Короче говоря, полотно «3 мая 1808 года» — плод воображения художника. Гойю иногда причисляют к реалистам, но, если это слово что-нибудь да значит, под ним разумеют художника, который пишет то, что видит, и только то, что видит. По забавной случайности в истории живописи имеется своеобразная версия «3 мая 1808 года», написанная стопроцентным реалистом, — картина Эдуара Мане «Казнь императора Максимилиана». Мане не единожды с презрением отзывался о подобных сюжетах. «Воссоздание исторического эпизода. Какой абсурд! Quelle bonne plaisantrie». Однако трагическая смерть Максимилиана пробудила у него сочувствие, и, едва узнав о жестокой расправе, Мане раздобыл фотографию казни и принялся за работу над картиной для Салона 1867 года. Он безмерно восхищался Гойей и, по-моему, несомненно, видел его «3 мая 1808 года» в запасниках Прадо во время своего короткого визита в Мадрид в 1865 году. Фигура мужчины в белой рубашке исключает случайное совпадение. Но как же мало он понял смысл полотна Гойи! А если понял, то не постарался возвыситься до него. Да, воссоздавать исторический эпизод в столь плоской и невыразительной манере — действительно полнейший абсурд, и тут с Мане не поспоришь. Возможно, потому он и разрезал самый большой из вариантов картины (уцелевший вариант значительно меньше) — чтобы фрагмент с солдатом, глядящим на свое ружье, можно было рассматривать как отдельную работу: сам по себе это и впрямь превосходный этюд. Мане, обычно отдававший себе отчет в том, что он делает, должен был понимать, насколько его решение вырвать фигуру солдата из общего ряда и повернуть в сторону от главного фокуса всей сцены ослабляет драматический накал, — тот накал, который одухотворяет полотно Гойи. Зачем же он пошел на это? Пытался через непроницаемое равнодушие солдата ввести ироничную ноту? Сомневаюсь. Скорее счел, что его поза в живописном отношении самодостаточна.

ИЗВЛЕЧЁННЫЕ ЗАПИСИ:
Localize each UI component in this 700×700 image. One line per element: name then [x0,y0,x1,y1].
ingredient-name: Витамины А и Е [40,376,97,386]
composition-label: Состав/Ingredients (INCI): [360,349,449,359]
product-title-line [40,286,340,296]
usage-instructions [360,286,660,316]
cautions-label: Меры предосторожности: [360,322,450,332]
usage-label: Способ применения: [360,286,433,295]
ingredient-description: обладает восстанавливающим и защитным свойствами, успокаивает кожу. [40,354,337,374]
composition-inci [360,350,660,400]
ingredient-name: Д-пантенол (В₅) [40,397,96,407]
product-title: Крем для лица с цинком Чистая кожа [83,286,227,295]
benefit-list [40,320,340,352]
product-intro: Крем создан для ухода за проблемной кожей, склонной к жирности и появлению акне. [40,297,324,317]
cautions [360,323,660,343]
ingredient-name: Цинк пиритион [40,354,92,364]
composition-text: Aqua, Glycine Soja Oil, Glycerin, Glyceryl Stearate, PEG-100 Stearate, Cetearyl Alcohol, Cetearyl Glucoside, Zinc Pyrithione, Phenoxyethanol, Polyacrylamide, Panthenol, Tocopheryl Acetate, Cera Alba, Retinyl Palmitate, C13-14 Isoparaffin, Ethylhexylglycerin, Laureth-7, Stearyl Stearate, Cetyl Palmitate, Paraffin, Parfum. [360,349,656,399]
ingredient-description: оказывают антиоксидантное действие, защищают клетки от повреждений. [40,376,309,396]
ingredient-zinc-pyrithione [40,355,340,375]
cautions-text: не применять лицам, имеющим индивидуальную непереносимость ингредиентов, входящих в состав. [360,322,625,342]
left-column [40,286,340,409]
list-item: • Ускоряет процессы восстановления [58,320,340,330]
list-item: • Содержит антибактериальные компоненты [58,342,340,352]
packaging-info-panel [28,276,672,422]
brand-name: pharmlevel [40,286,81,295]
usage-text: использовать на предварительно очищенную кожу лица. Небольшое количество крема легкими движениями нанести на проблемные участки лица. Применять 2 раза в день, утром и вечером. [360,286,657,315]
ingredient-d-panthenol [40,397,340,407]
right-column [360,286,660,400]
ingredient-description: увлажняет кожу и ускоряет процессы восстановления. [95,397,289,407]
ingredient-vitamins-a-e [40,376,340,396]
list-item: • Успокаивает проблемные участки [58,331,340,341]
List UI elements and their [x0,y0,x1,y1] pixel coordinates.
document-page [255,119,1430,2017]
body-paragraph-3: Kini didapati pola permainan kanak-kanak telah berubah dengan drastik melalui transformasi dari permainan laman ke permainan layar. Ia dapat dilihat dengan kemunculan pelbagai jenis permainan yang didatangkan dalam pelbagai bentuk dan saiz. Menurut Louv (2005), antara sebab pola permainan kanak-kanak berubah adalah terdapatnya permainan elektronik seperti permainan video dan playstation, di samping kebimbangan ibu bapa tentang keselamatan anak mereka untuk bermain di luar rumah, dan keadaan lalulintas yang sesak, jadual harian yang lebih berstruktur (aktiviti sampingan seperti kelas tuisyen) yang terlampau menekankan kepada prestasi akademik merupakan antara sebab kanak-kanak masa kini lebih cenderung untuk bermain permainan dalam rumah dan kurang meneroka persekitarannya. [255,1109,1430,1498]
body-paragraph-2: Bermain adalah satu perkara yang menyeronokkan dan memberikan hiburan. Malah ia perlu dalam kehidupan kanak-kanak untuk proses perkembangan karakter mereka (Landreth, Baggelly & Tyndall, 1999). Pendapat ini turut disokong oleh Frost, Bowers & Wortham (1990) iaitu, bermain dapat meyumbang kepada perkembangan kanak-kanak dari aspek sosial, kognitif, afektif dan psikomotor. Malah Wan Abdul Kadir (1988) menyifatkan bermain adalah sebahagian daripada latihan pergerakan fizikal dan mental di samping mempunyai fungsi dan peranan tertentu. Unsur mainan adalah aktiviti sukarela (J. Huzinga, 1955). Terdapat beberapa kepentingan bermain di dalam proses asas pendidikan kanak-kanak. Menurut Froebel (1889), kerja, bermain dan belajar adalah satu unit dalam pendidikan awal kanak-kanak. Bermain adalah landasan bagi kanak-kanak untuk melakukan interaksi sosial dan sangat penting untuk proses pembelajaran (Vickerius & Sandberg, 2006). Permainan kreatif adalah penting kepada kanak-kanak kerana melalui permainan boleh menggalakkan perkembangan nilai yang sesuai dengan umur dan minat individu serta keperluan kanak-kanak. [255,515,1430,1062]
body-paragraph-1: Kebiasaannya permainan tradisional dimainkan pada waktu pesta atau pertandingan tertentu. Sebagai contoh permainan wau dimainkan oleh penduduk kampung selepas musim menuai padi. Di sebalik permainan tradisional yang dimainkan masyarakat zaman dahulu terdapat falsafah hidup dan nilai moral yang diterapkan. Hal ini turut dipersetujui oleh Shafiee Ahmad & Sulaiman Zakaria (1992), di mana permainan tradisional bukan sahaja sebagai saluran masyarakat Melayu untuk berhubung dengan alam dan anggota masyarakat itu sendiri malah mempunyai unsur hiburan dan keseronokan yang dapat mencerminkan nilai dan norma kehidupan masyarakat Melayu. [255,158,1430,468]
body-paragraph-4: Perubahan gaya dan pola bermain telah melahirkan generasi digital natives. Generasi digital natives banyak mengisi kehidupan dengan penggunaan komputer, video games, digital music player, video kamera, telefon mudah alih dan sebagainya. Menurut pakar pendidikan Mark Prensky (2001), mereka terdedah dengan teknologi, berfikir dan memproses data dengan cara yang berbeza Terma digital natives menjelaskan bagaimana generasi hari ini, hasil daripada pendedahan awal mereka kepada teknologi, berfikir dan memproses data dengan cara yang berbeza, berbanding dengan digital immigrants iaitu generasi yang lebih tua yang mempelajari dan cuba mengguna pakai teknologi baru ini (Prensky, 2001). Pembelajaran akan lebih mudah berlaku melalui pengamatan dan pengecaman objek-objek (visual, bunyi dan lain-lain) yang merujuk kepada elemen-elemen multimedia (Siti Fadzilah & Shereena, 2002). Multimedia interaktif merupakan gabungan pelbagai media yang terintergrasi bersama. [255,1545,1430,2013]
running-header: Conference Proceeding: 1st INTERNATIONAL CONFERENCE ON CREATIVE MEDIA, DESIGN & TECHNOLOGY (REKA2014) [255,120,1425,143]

ЧТО СДЕЛАТЬ A:
Для какого Салона, согласно отрывку о картинах Гойи и Мане, Мане начал писать картину о казни Максимилиана?
ЧТО СДЕЛАТЬ B:
Кратко перескажите абзац отрывка о картинах Гойи и Мане, начинающийся словами «Короче говоря, полотно», сохранив его главные факты.
ЧТО СДЕЛАТЬ C:
Продолжите отрывок о картинах Гойи и Мане с того места, где он заканчивается.
Приведённые выше пункты для работы не нужны.

РЕЗУЛЬТАТ A:
Для Салона 1867 года.

РЕЗУЛЬТАТ B:
Полотно Гойи «3 мая 1808 года» создано воображением художника, поэтому реалистом его считать трудно. Настоящий реалист Мане, хотя и презирал исторические сюжеты, проникся сочувствием к казнённому Максимилиану. Он достал фотографию казни и начал писать картину к Салону 1867 года. По мнению автора, Мане видел работу Гойи в запасниках Прадо в 1865 году, и об этом говорит фигура мужчины в белой рубашке. Однако смысл полотна Гойи он не понял или не стал до него возвышаться, и его картина вышла плоской. Самый большой вариант Мане разрезал, и фрагмент с солдатом, глядящим на ружьё, стал отдельным превосходным этюдом. Мане вывел этого солдата из общего ряда и отвернул от главного фокуса сцены, чем ослабил драматический накал. Автор полагает, что Мане сделал это потому, что счёл позу солдата самодостаточной в живописном отношении.

РЕЗУЛЬТАТ C:
Бесспорно, Мане — прекрасный живописец, органично сочетающий меткость глаза и деликатность почерка с достойной восхищения ясностью цели; но он не способен проникнуться болью тех, чья участь трагична. Марксистская терминология, как правило, вредит полноценной критике, однако, говоря о живописи Мане, я вынужден воспользоваться понятием буржуазности. Притом что глаз художника не был зашорен, в сознании его господствовали ценности зажиточной парижской буржуазии. Тогда как Гойя, почти всю жизнь работавший на королевский двор, в душе оставался революционером. Он ненавидел власть во всех ее ипостасях, будь то священники, солдаты или чиновники, твердо зная, что любой, кто обслуживает власть, готов эксплуатировать бесправных и силой принуждать их к подчинению. Возмущение, протест — вот что наполняет символической силой и мужчину в белой рубахе, и беспомощно простертое в луже крови тело, и новую партию жертв, которых гонят к месту казни (мы видим, как они выходят из темноты в круг света от фонаря).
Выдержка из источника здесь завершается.